▸ Exercise directions
Scan the listing below and copy every line holding "zigzagging".

Data extracted from a collection:
+===+
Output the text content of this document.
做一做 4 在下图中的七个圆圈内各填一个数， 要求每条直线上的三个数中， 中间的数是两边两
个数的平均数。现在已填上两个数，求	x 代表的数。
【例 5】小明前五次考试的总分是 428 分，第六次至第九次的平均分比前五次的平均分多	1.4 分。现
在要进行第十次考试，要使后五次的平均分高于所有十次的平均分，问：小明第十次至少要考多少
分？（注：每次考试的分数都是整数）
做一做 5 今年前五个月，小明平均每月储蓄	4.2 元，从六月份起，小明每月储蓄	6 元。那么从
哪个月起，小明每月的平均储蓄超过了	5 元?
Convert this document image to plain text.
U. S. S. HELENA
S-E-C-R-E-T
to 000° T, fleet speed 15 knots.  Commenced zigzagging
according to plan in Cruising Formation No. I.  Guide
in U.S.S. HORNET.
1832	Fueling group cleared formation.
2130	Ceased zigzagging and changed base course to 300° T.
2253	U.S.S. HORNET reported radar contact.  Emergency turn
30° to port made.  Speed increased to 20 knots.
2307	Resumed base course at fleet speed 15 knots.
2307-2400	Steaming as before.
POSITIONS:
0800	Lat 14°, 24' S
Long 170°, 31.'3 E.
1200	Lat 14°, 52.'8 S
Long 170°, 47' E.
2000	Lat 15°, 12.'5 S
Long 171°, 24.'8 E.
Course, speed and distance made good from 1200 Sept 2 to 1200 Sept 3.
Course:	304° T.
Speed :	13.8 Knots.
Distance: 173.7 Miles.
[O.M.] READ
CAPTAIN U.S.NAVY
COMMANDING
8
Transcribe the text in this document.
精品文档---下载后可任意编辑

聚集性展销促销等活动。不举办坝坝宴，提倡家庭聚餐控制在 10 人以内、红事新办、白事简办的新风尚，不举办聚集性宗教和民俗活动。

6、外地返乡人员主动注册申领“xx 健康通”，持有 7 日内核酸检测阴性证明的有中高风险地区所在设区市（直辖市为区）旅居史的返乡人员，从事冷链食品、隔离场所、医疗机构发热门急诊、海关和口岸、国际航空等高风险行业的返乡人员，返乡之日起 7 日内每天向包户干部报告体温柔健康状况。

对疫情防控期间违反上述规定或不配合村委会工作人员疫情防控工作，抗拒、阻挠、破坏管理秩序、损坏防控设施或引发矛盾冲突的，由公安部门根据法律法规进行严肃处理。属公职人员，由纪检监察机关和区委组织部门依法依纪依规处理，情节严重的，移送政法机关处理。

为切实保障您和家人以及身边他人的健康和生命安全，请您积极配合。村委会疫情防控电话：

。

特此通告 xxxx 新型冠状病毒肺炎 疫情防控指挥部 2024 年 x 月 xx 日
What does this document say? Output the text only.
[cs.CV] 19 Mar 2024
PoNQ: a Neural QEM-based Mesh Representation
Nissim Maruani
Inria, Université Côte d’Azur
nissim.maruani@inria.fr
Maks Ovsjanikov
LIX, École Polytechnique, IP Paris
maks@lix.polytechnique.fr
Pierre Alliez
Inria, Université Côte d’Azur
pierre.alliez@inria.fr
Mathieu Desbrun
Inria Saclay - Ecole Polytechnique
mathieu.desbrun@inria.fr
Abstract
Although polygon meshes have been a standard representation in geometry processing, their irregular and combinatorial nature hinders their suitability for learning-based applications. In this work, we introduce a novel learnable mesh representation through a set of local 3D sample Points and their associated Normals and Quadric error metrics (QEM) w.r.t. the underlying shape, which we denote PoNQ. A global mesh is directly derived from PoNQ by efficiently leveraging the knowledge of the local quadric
+===+
▸ Exercise result
to 000° T, fleet speed 15 knots.  Commenced zigzagging
2130	Ceased zigzagging and changed base course to 300° T.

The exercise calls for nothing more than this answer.